* Problem statement:
Transcribe the material in full. Nothing should differ except that the pictures are left out.

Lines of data

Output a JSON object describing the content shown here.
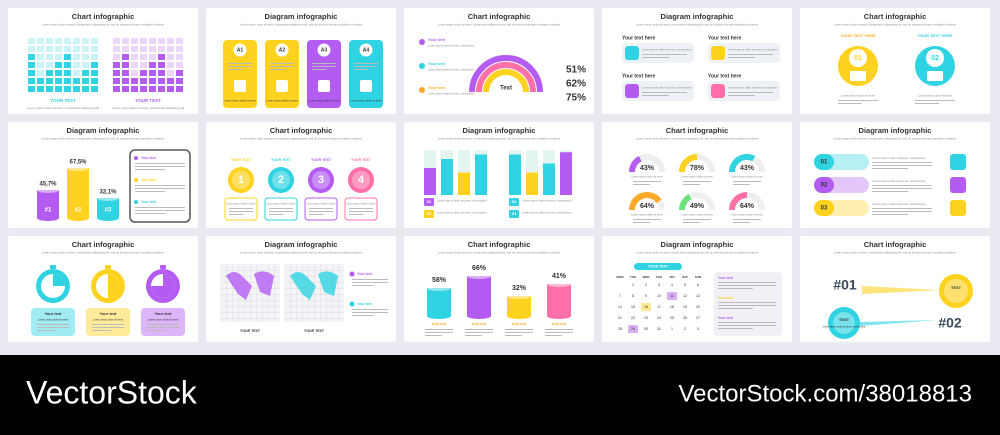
{
  "slides": [
    {
      "title": "Chart infographic",
      "subtitle": "Lorem ipsum dolor sit amet, consectetur adipiscing elit, sed do eiusmod tempor incididunt ut labore",
      "labels": [
        "YOUR TEXT",
        "YOUR TEXT"
      ],
      "note": "Lorem ipsum dolor sit amet, consectetur adipiscing elit"
    },
    {
      "title": "Diagram infographic",
      "subtitle": "Lorem ipsum dolor sit amet, consectetur adipiscing elit, sed do eiusmod tempor incididunt ut labore",
      "cards": [
        "A1",
        "A2",
        "A3",
        "A4"
      ],
      "note": "Lorem ipsum dolor sit amet"
    },
    {
      "title": "Chart infographic",
      "subtitle": "Lorem ipsum dolor sit amet, consectetur adipiscing elit, sed do eiusmod tempor incididunt ut labore",
      "items": [
        "Your text",
        "Your text",
        "Your text"
      ],
      "center": "Text",
      "percents": [
        "51%",
        "62%",
        "75%"
      ],
      "note": "Lorem ipsum dolor sit amet, consectetur"
    },
    {
      "title": "Diagram infographic",
      "subtitle": "Lorem ipsum dolor sit amet, consectetur adipiscing elit, sed do eiusmod tempor incididunt ut labore",
      "items": [
        "Your text here",
        "Your text here",
        "Your text here",
        "Your text here"
      ],
      "note": "Lorem ipsum dolor sit amet, consectetur"
    },
    {
      "title": "Chart infographic",
      "subtitle": "Lorem ipsum dolor sit amet, consectetur adipiscing elit, sed do eiusmod tempor incididunt ut labore",
      "items": [
        "YOUR TEXT HERE",
        "YOUR TEXT HERE"
      ],
      "numbers": [
        "01",
        "02"
      ],
      "note": "Lorem ipsum dolor sit amet"
    },
    {
      "title": "Diagram infographic",
      "subtitle": "Lorem ipsum dolor sit amet, consectetur adipiscing elit, sed do eiusmod tempor incididunt ut labore",
      "percents": [
        "45,7%",
        "67,5%",
        "32,1%"
      ],
      "numbers": [
        "#1",
        "#2",
        "#3"
      ],
      "items": [
        "Your text",
        "Your text",
        "Your text"
      ],
      "note": "Lorem ipsum dolor sit amet, consectetur"
    },
    {
      "title": "Chart infographic",
      "subtitle": "Lorem ipsum dolor sit amet, consectetur adipiscing elit, sed do eiusmod tempor incididunt ut labore",
      "items": [
        "YOUR TEXT",
        "YOUR TEXT",
        "YOUR TEXT",
        "YOUR TEXT"
      ],
      "numbers": [
        "1",
        "2",
        "3",
        "4"
      ],
      "note": "Lorem ipsum dolor sit amet"
    },
    {
      "title": "Diagram infographic",
      "subtitle": "Lorem ipsum dolor sit amet, consectetur adipiscing elit, sed do eiusmod tempor incididunt ut labore",
      "numbers": [
        "01",
        "02",
        "03",
        "04"
      ],
      "note": "Lorem ipsum dolor sit amet, consectetur"
    },
    {
      "title": "Chart infographic",
      "subtitle": "Lorem ipsum dolor sit amet, consectetur adipiscing elit, sed do eiusmod tempor incididunt ut labore",
      "percents": [
        "43%",
        "78%",
        "43%",
        "64%",
        "49%",
        "64%"
      ],
      "note": "Lorem ipsum dolor sit amet"
    },
    {
      "title": "Diagram infographic",
      "subtitle": "Lorem ipsum dolor sit amet, consectetur adipiscing elit, sed do eiusmod tempor incididunt ut labore",
      "numbers": [
        "01",
        "02",
        "03"
      ],
      "note": "Lorem ipsum dolor sit amet, consectetur"
    },
    {
      "title": "Chart infographic",
      "subtitle": "Lorem ipsum dolor sit amet, consectetur adipiscing elit, sed do eiusmod tempor incididunt ut labore",
      "items": [
        "Your text",
        "Your text",
        "Your text"
      ],
      "note": "Lorem ipsum dolor sit amet"
    },
    {
      "title": "Diagram infographic",
      "subtitle": "Lorem ipsum dolor sit amet, consectetur adipiscing elit, sed do eiusmod tempor incididunt ut labore",
      "items": [
        "Your text",
        "Your text"
      ],
      "labels": [
        "YOUR TEXT",
        "YOUR TEXT"
      ],
      "note": "Lorem ipsum dolor sit amet, consectetur"
    },
    {
      "title": "Chart infographic",
      "subtitle": "Lorem ipsum dolor sit amet, consectetur adipiscing elit, sed do eiusmod tempor incididunt ut labore",
      "percents": [
        "58%",
        "66%",
        "32%",
        "41%"
      ],
      "items": [
        "Your text",
        "Your text",
        "Your text",
        "Your text"
      ],
      "note": "Lorem ipsum dolor sit amet"
    },
    {
      "title": "Diagram infographic",
      "subtitle": "Lorem ipsum dolor sit amet, consectetur adipiscing elit, sed do eiusmod tempor incididunt ut labore",
      "header": "YOUR TEXT",
      "days": [
        "MON",
        "TUE",
        "WED",
        "THU",
        "FRI",
        "SAT",
        "SUN"
      ],
      "weeks": [
        [
          null,
          "1",
          "2",
          "3",
          "4",
          "5",
          "6"
        ],
        [
          "7",
          "8",
          "9",
          "10",
          "11",
          "12",
          "13"
        ],
        [
          "14",
          "15",
          "16",
          "17",
          "18",
          "19",
          "20"
        ],
        [
          "21",
          "22",
          "23",
          "24",
          "25",
          "26",
          "27"
        ],
        [
          "28",
          "29",
          "30",
          "31",
          "1",
          "2",
          "3"
        ]
      ],
      "items": [
        "Your text",
        "Your text",
        "Your text"
      ],
      "note": "Lorem ipsum dolor sit amet"
    },
    {
      "title": "Chart infographic",
      "subtitle": "Lorem ipsum dolor sit amet, consectetur adipiscing elit, sed do eiusmod tempor incididunt ut labore",
      "numbers": [
        "#01",
        "#02"
      ],
      "items": [
        "TEXT",
        "TEXT"
      ],
      "note": "Lorem ipsum dolor sit amet, consectetur"
    }
  ],
  "footer": {
    "brand": "VectorStock",
    "url": "VectorStock.com/38018813"
  }
}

* Exercise response:
Output a JSON object describing the content shown here.
{
  "slides": [
    {
      "title": "Chart infographic",
      "subtitle": "Lorem ipsum dolor sit amet, consectetur adipiscing elit, sed do eiusmod tempor incididunt ut labore",
      "labels": [
        "YOUR TEXT",
        "YOUR TEXT"
      ],
      "note": "Lorem ipsum dolor sit amet, consectetur adipiscing elit"
    },
    {
      "title": "Diagram infographic",
      "subtitle": "Lorem ipsum dolor sit amet, consectetur adipiscing elit, sed do eiusmod tempor incididunt ut labore",
      "cards": [
        "A1",
        "A2",
        "A3",
        "A4"
      ],
      "note": "Lorem ipsum dolor sit amet"
    },
    {
      "title": "Chart infographic",
      "subtitle": "Lorem ipsum dolor sit amet, consectetur adipiscing elit, sed do eiusmod tempor incididunt ut labore",
      "items": [
        "Your text",
        "Your text",
        "Your text"
      ],
      "center": "Text",
      "percents": [
        "51%",
        "62%",
        "75%"
      ],
      "note": "Lorem ipsum dolor sit amet, consectetur"
    },
    {
      "title": "Diagram infographic",
      "subtitle": "Lorem ipsum dolor sit amet, consectetur adipiscing elit, sed do eiusmod tempor incididunt ut labore",
      "items": [
        "Your text here",
        "Your text here",
        "Your text here",
        "Your text here"
      ],
      "note": "Lorem ipsum dolor sit amet, consectetur"
    },
    {
      "title": "Chart infographic",
      "subtitle": "Lorem ipsum dolor sit amet, consectetur adipiscing elit, sed do eiusmod tempor incididunt ut labore",
      "items": [
        "YOUR TEXT HERE",
        "YOUR TEXT HERE"
      ],
      "numbers": [
        "01",
        "02"
      ],
      "note": "Lorem ipsum dolor sit amet"
    },
    {
      "title": "Diagram infographic",
      "subtitle": "Lorem ipsum dolor sit amet, consectetur adipiscing elit, sed do eiusmod tempor incididunt ut labore",
      "percents": [
        "45,7%",
        "67,5%",
        "32,1%"
      ],
      "numbers": [
        "#1",
        "#2",
        "#3"
      ],
      "items": [
        "Your text",
        "Your text",
        "Your text"
      ],
      "note": "Lorem ipsum dolor sit amet, consectetur"
    },
    {
      "title": "Chart infographic",
      "subtitle": "Lorem ipsum dolor sit amet, consectetur adipiscing elit, sed do eiusmod tempor incididunt ut labore",
      "items": [
        "YOUR TEXT",
        "YOUR TEXT",
        "YOUR TEXT",
        "YOUR TEXT"
      ],
      "numbers": [
        "1",
        "2",
        "3",
        "4"
      ],
      "note": "Lorem ipsum dolor sit amet"
    },
    {
      "title": "Diagram infographic",
      "subtitle": "Lorem ipsum dolor sit amet, consectetur adipiscing elit, sed do eiusmod tempor incididunt ut labore",
      "numbers": [
        "01",
        "02",
        "03",
        "04"
      ],
      "note": "Lorem ipsum dolor sit amet, consectetur"
    },
    {
      "title": "Chart infographic",
      "subtitle": "Lorem ipsum dolor sit amet, consectetur adipiscing elit, sed do eiusmod tempor incididunt ut labore",
      "percents": [
        "43%",
        "78%",
        "43%",
        "64%",
        "49%",
        "64%"
      ],
      "note": "Lorem ipsum dolor sit amet"
    },
    {
      "title": "Diagram infographic",
      "subtitle": "Lorem ipsum dolor sit amet, consectetur adipiscing elit, sed do eiusmod tempor incididunt ut labore",
      "numbers": [
        "01",
        "02",
        "03"
      ],
      "note": "Lorem ipsum dolor sit amet, consectetur"
    },
    {
      "title": "Chart infographic",
      "subtitle": "Lorem ipsum dolor sit amet, consectetur adipiscing elit, sed do eiusmod tempor incididunt ut labore",
      "items": [
        "Your text",
        "Your text",
        "Your text"
      ],
      "note": "Lorem ipsum dolor sit amet"
    },
    {
      "title": "Diagram infographic",
      "subtitle": "Lorem ipsum dolor sit amet, consectetur adipiscing elit, sed do eiusmod tempor incididunt ut labore",
      "items": [
        "Your text",
        "Your text"
      ],
      "labels": [
        "YOUR TEXT",
        "YOUR TEXT"
      ],
      "note": "Lorem ipsum dolor sit amet, consectetur"
    },
    {
      "title": "Chart infographic",
      "subtitle": "Lorem ipsum dolor sit amet, consectetur adipiscing elit, sed do eiusmod tempor incididunt ut labore",
      "percents": [
        "58%",
        "66%",
        "32%",
        "41%"
      ],
      "items": [
        "Your text",
        "Your text",
        "Your text",
        "Your text"
      ],
      "note": "Lorem ipsum dolor sit amet"
    },
    {
      "title": "Diagram infographic",
      "subtitle": "Lorem ipsum dolor sit amet, consectetur adipiscing elit, sed do eiusmod tempor incididunt ut labore",
      "header": "YOUR TEXT",
      "days": [
        "MON",
        "TUE",
        "WED",
        "THU",
        "FRI",
        "SAT",
        "SUN"
      ],
      "weeks": [
        [
          null,
          "1",
          "2",
          "3",
          "4",
          "5",
          "6"
        ],
        [
          "7",
          "8",
          "9",
          "10",
          "11",
          "12",
          "13"
        ],
        [
          "14",
          "15",
          "16",
          "17",
          "18",
          "19",
          "20"
        ],
        [
          "21",
          "22",
          "23",
          "24",
          "25",
          "26",
          "27"
        ],
        [
          "28",
          "29",
          "30",
          "31",
          "1",
          "2",
          "3"
        ]
      ],
      "items": [
        "Your text",
        "Your text",
        "Your text"
      ],
      "note": "Lorem ipsum dolor sit amet"
    },
    {
      "title": "Chart infographic",
      "subtitle": "Lorem ipsum dolor sit amet, consectetur adipiscing elit, sed do eiusmod tempor incididunt ut labore",
      "numbers": [
        "#01",
        "#02"
      ],
      "items": [
        "TEXT",
        "TEXT"
      ],
      "note": "Lorem ipsum dolor sit amet, consectetur"
    }
  ],
  "footer": {
    "brand": "VectorStock",
    "url": "VectorStock.com/38018813"
  }
}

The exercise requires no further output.